# (H) Ragnarøk sucht dich für Cataclysm!



## Destrux (27. Juli 2010)

Dieser Inhalt steht nur eingeloggten Mitgliedern zur Verfügung.
        


​*Wer wir sind:*

Ragnarøk besteht seit dem 08.10.2009 und gehört damit zu den neueren Gilden auf einem der ältesten Realms Kargath. Gegründet wurde die Gilde, wie so viele, mit der Idee eine Progressgilde zu etablieren, welche sich dauerhaft durchsetzen kann, aber dennoch keine 24/7 Spielzeit beansprucht.

Bevor du jedoch eine Bewerbung abschickst, lies Dir bitte die unten aufgeführten Punkte durch und schicke nur dann eine Bewerbung, wenn du dich wirklich darin wiederfindest.

*Gezielt suchen wir derzeit folgende Klassen:*

*Schamane:* _open _(Elemental)
*Druide:* _open_ (Balance / Feral / Restoration)
*Priester:* _open_ (Holy)
*Todesritter:* _closed_
*Paladin:* _open_ (Holy)
*Magier:* _open_
*Jäger:* _closed_
*Schurke:* _closed_
*Hexenmeister:* _closed_
*Krieger:* _closed_

_
Sollte eure Klasse nicht dabei sein, ihr aber dennoch ein herausragender Spieler sein, der unbedingt zu uns stoßen möchte, könnt ihr euch dennoch jederzeit bei uns bewerben._

*Was wir EUCH bieten:*

- Einen etablierten Raid mit Erfolgen und äußerst humanen Raidzeiten trotz Progress.
- Teilnahme am Endgame Content. Vielleicht nicht so schnell, wie die World Top 100, aber auch nicht erst 3 Monate nach dem zehnten Nerf. 
- Ein faires und ordentlich geführtes Lootsystem über DKP
- Eine mind. 2-4 Wöchige Probezeit, die genug Zeit bietet, sich zu beweisen, aber auch lange genug ist, um Slacker und schlechte Spieler zu entlarven, bevor sie sich im Raidpool verlieren.
- Ein eigener TS³ Server, ohne Kiddy Geflame
- Eine gepflegte und aktuelle Homepage

*Raiderfolge:*

*ICC25:*
normal - 12/12
heroic - 11/12

*ICC10:*
normal - 12/12
heroic - 12/12

*Halion 25:*
normal - 1/1
heroic - 0/1

*Halion 10:*
normal - 1/1 
heroic - 1/1

*Was wir von EUCH erwarten*

- 16+ (!), Keine Ausnahmen, egal wie toll und freigiebig eure Eltern sind! 
- Ihr habt dem aktuellen Content entsprechendes Gear und Erfahrung. 
- Ihr habt Teamspeak installiert, ein Mikrofon angeschlossen, dass eine Sprachqualität liefert, welche nicht den Wunsch aufkommen lässt euch erschlagen zu wollen) und benutzt diese Kombination auch mindestens dann, wenn ihr gefragt werdet, etwas nicht verstanden habt, oder ihr etwas wichtiges mitteilen müsst, denn neben spielerischer Expertise legen wir großen Wert auf Kommunikation.

## Aufgabe 1
Seit welchem Datum besteht die Gilde Ragnarøk laut dem Rekrutierungsbeitrag?
## Aufgabe 2
Nenne alle Klassen, die im Rekrutierungsbeitrag als „closed“ markiert sind.
## Aufgabe 3
Aktualisiere im Rekrutierungsbeitrag den Abschnitt von „- Einen etablierten“ bis einschließlich „dem zehnten Nerf.“ und ersetze darin „Raidzeiten“ durch „Raidtermine“.

## Datensätze
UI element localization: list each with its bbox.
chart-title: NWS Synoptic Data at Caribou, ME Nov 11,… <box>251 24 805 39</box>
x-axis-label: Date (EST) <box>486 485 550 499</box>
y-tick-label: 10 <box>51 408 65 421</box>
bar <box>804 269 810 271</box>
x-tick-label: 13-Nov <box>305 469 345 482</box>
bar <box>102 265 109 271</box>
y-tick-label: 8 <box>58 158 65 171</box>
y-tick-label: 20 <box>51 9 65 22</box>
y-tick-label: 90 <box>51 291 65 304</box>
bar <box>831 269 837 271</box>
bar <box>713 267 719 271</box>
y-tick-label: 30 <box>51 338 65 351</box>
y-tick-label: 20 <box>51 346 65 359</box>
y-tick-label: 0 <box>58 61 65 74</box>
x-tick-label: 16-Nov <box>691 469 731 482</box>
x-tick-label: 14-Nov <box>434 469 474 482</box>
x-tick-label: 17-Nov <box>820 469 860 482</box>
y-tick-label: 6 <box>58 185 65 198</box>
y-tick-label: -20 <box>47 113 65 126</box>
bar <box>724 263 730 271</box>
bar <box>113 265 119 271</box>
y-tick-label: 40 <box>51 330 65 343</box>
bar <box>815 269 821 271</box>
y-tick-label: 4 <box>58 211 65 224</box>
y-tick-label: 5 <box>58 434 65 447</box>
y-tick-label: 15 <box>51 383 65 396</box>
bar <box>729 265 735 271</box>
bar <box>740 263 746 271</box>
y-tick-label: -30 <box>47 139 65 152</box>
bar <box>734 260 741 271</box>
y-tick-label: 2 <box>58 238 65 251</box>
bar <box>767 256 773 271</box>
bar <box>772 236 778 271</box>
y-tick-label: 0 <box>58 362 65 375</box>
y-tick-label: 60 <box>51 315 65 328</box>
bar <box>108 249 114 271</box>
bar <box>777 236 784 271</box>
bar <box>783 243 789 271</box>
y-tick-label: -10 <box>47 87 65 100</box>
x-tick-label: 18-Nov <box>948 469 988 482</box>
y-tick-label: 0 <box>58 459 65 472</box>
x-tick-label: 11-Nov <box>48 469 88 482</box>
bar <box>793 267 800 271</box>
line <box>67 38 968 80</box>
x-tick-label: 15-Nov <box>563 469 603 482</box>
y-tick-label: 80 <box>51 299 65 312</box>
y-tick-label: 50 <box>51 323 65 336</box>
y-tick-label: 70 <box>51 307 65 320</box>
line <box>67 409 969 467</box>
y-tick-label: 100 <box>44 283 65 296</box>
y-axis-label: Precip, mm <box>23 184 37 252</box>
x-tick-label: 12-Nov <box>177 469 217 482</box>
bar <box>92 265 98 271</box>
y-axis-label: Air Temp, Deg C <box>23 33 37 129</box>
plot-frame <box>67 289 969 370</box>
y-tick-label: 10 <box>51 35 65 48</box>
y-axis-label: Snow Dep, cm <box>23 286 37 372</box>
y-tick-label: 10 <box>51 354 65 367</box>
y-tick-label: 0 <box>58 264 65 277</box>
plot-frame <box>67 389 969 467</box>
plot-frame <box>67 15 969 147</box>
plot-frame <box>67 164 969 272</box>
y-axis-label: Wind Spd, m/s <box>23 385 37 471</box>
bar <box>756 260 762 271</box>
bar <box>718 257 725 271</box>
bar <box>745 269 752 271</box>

## Antwort 1
Seit dem 08.10.2009.

## Antwort 2
Todesritter, Jäger, Schurke, Hexenmeister, Krieger

## Antwort 3
- Einen etablierten Raid mit Erfolgen und äußerst humanen Raidtermine trotz Progress.
- Teilnahme am Endgame Content. Vielleicht nicht so schnell, wie die World Top 100, aber auch nicht erst 3 Monate nach dem zehnten Nerf.